• **Data provided**:
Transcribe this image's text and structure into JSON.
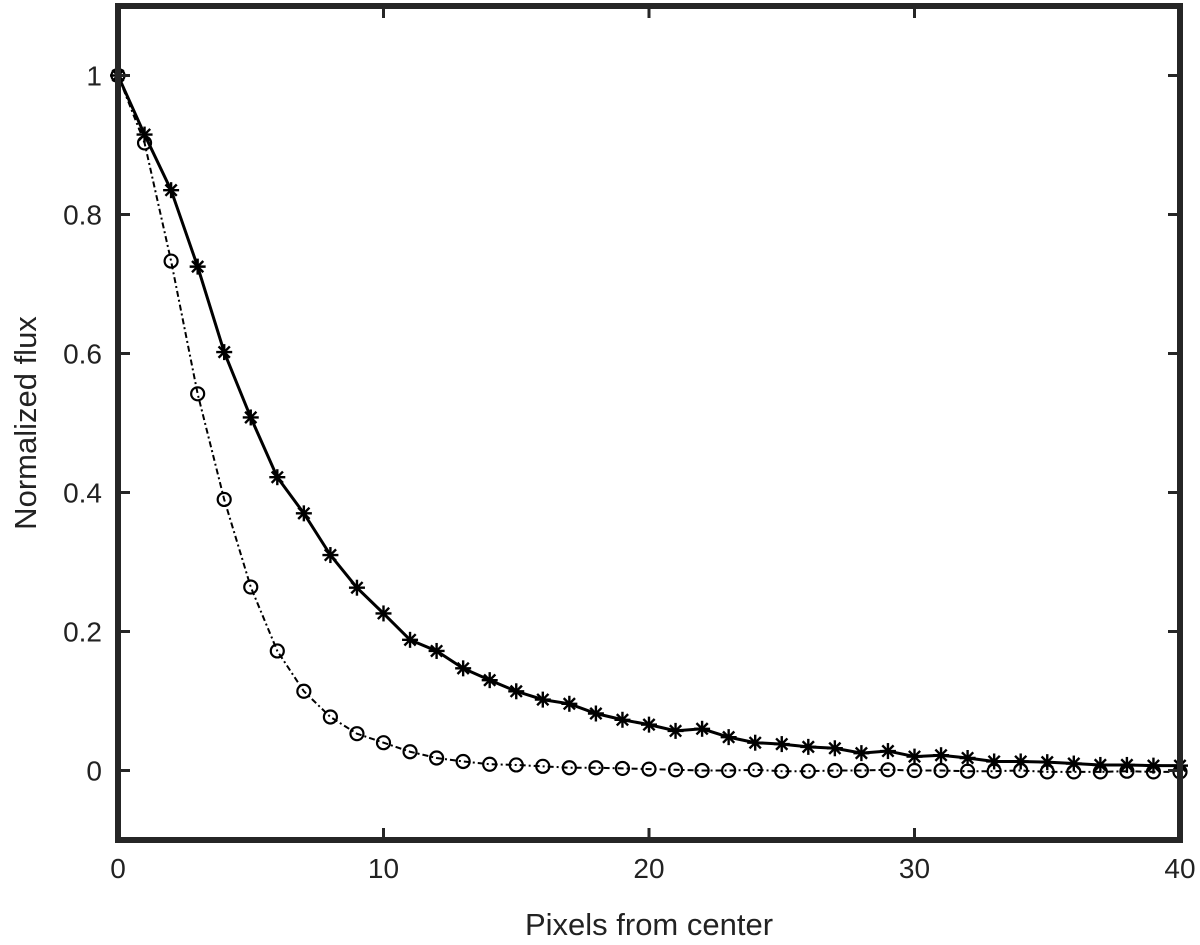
{
  "chart_data": {
    "type": "line",
    "title": "",
    "xlabel": "Pixels from center",
    "ylabel": "Normalized flux",
    "xlim": [
      0,
      40
    ],
    "ylim": [
      -0.1,
      1.1
    ],
    "xticks": [
      0,
      10,
      20,
      30,
      40
    ],
    "yticks": [
      0,
      0.2,
      0.4,
      0.6,
      0.8,
      1
    ],
    "x_tick_labels": [
      "0",
      "10",
      "20",
      "30",
      "40"
    ],
    "y_tick_labels": [
      "0",
      "0.2",
      "0.4",
      "0.6",
      "0.8",
      "1"
    ],
    "grid": false,
    "legend": "none",
    "colors": {
      "line": "#000000",
      "axis": "#262626",
      "text": "#222222"
    },
    "x": [
      0,
      1,
      2,
      3,
      4,
      5,
      6,
      7,
      8,
      9,
      10,
      11,
      12,
      13,
      14,
      15,
      16,
      17,
      18,
      19,
      20,
      21,
      22,
      23,
      24,
      25,
      26,
      27,
      28,
      29,
      30,
      31,
      32,
      33,
      34,
      35,
      36,
      37,
      38,
      39,
      40
    ],
    "series": [
      {
        "marker": "asterisk",
        "line_style": "solid",
        "values": [
          1.0,
          0.915,
          0.835,
          0.725,
          0.602,
          0.508,
          0.422,
          0.37,
          0.31,
          0.263,
          0.226,
          0.188,
          0.172,
          0.147,
          0.13,
          0.114,
          0.102,
          0.096,
          0.082,
          0.073,
          0.066,
          0.057,
          0.06,
          0.048,
          0.04,
          0.038,
          0.034,
          0.032,
          0.025,
          0.028,
          0.02,
          0.022,
          0.018,
          0.013,
          0.013,
          0.012,
          0.01,
          0.008,
          0.008,
          0.007,
          0.007
        ]
      },
      {
        "marker": "circle",
        "line_style": "dashdot",
        "values": [
          1.0,
          0.903,
          0.733,
          0.542,
          0.39,
          0.264,
          0.172,
          0.114,
          0.077,
          0.053,
          0.04,
          0.027,
          0.018,
          0.013,
          0.009,
          0.008,
          0.006,
          0.004,
          0.004,
          0.003,
          0.002,
          0.001,
          0.0,
          0.0,
          0.001,
          -0.001,
          -0.001,
          0.0,
          0.0,
          0.001,
          0.0,
          0.0,
          -0.001,
          -0.001,
          0.0,
          -0.002,
          -0.002,
          -0.002,
          -0.001,
          -0.002,
          -0.002
        ]
      }
    ]
  }
}
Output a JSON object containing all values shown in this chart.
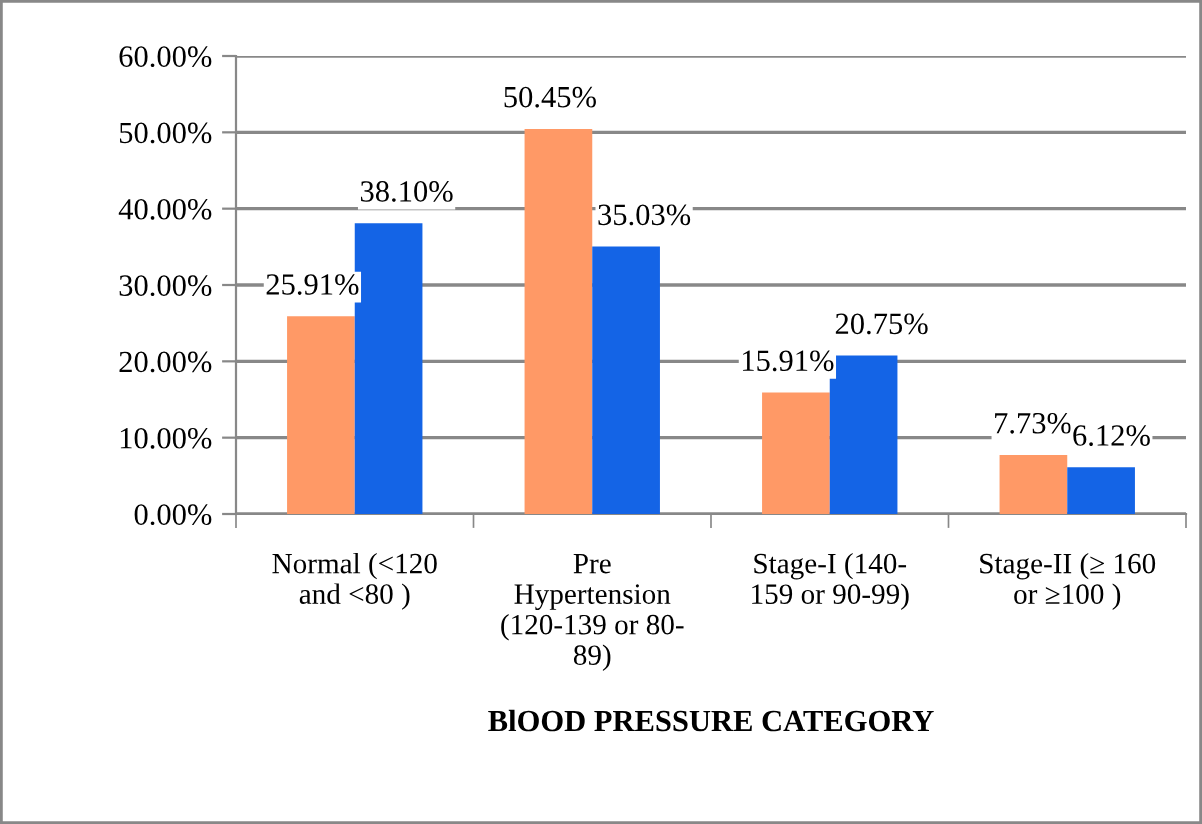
{
  "chart_data": {
    "type": "bar",
    "categories": [
      "Normal (<120\nand <80 )",
      "Pre\nHypertension\n(120-139 or 80-\n89)",
      "Stage-I (140-\n159 or 90-99)",
      "Stage-II (≥ 160\nor ≥100 )"
    ],
    "series": [
      {
        "color": "#ff9966",
        "values": [
          25.91,
          50.45,
          15.91,
          7.73
        ],
        "value_labels": [
          "25.91%",
          "50.45%",
          "15.91%",
          "7.73%"
        ]
      },
      {
        "color": "#1464e6",
        "values": [
          38.1,
          35.03,
          20.75,
          6.12
        ],
        "value_labels": [
          "38.10%",
          "35.03%",
          "20.75%",
          "6.12%"
        ]
      }
    ],
    "xlabel": "BlOOD PRESSURE CATEGORY",
    "ylim": [
      0,
      60
    ],
    "yticks": [
      {
        "value": 0,
        "label": "0.00%"
      },
      {
        "value": 10,
        "label": "10.00%"
      },
      {
        "value": 20,
        "label": "20.00%"
      },
      {
        "value": 30,
        "label": "30.00%"
      },
      {
        "value": 40,
        "label": "40.00%"
      },
      {
        "value": 50,
        "label": "50.00%"
      },
      {
        "value": 60,
        "label": "60.00%"
      }
    ],
    "grid": "y",
    "legend": false
  }
}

• **Request**: Copy out every line with the word "this".

• **Reply to the exercise**:
Transcribe this image's text and structure into JSON.
Output a JSON object containing all values shown in this chart.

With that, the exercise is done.